### Stored entries
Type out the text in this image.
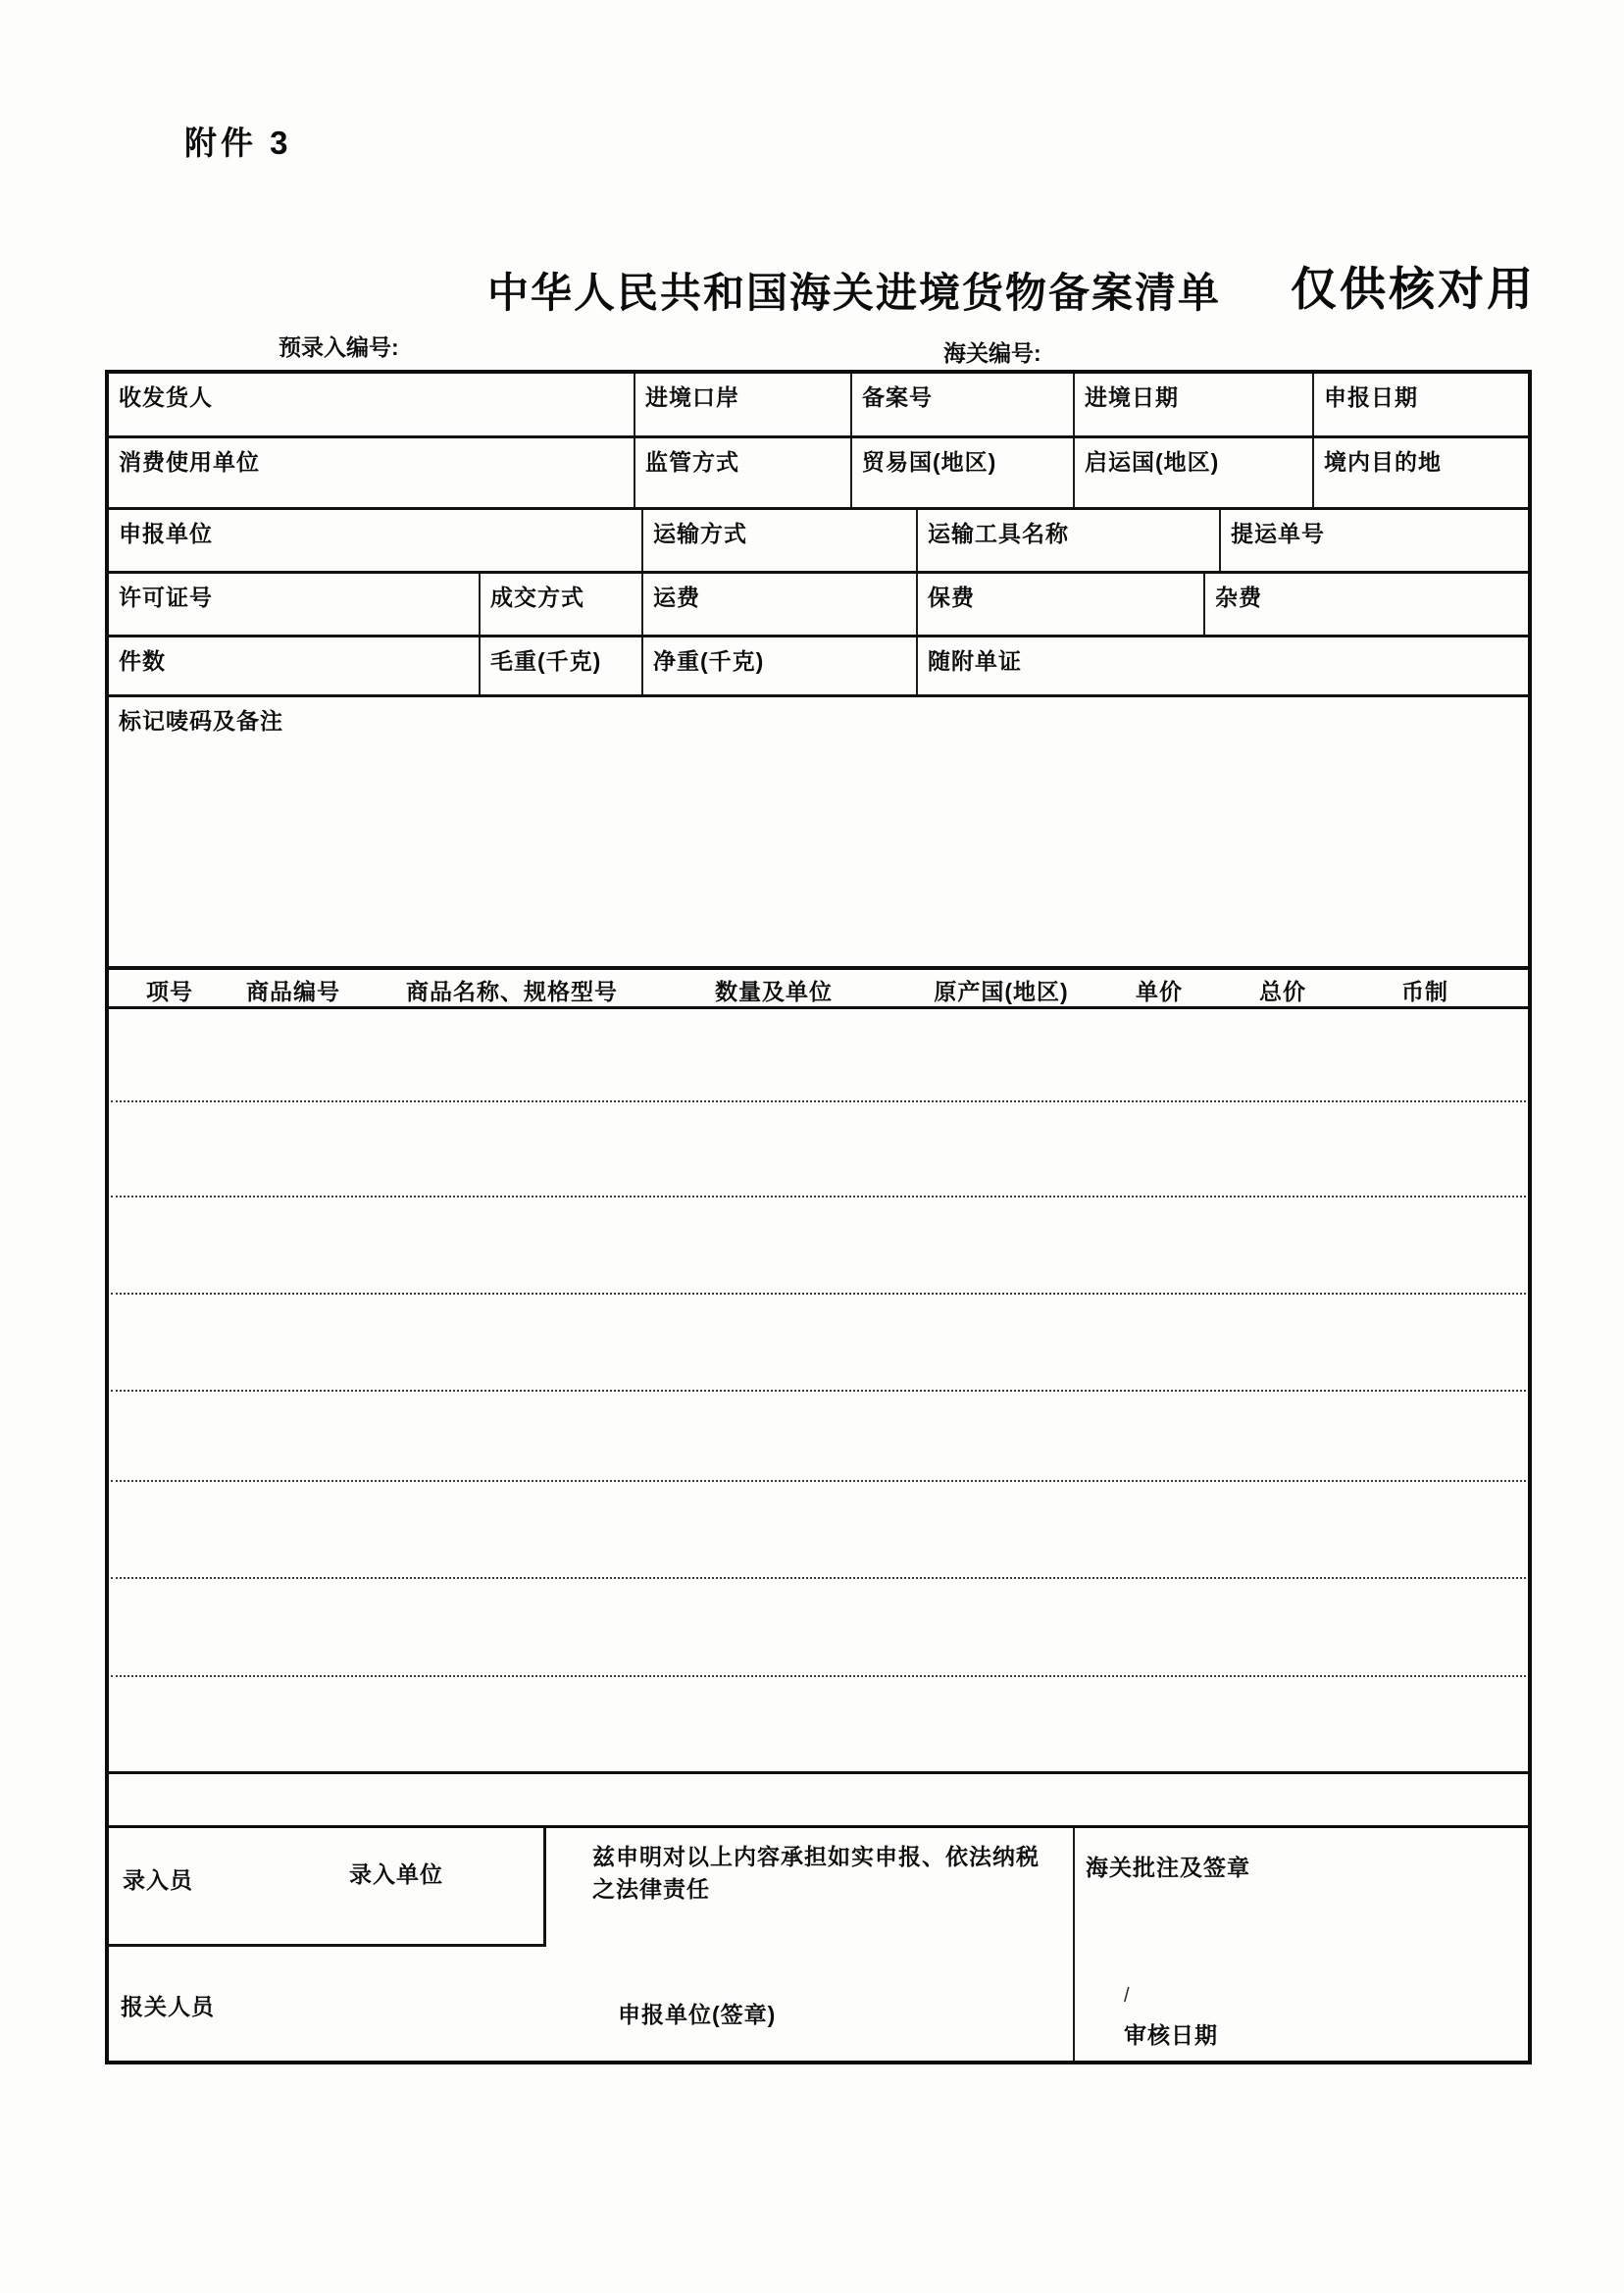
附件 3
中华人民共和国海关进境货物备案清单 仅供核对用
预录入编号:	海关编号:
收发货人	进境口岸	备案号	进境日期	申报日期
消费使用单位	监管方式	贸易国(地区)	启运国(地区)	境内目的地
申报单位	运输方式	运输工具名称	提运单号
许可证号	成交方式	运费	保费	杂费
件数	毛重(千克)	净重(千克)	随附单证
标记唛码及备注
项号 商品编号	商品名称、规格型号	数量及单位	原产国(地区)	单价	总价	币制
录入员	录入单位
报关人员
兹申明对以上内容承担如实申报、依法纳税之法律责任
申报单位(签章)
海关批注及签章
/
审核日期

### TO DO
Exclude the images, then output the data above word for word.

### COMPLETE OUTPUT
Type out the text in this image.
附件 3
中华人民共和国海关进境货物备案清单 仅供核对用
预录入编号:	海关编号:
收发货人	进境口岸	备案号	进境日期	申报日期
消费使用单位	监管方式	贸易国(地区)	启运国(地区)	境内目的地
申报单位	运输方式	运输工具名称	提运单号
许可证号	成交方式	运费	保费	杂费
件数	毛重(千克)	净重(千克)	随附单证
标记唛码及备注
项号 商品编号	商品名称、规格型号	数量及单位	原产国(地区)	单价	总价	币制
录入员	录入单位
报关人员
兹申明对以上内容承担如实申报、依法纳税之法律责任
申报单位(签章)
海关批注及签章
/
审核日期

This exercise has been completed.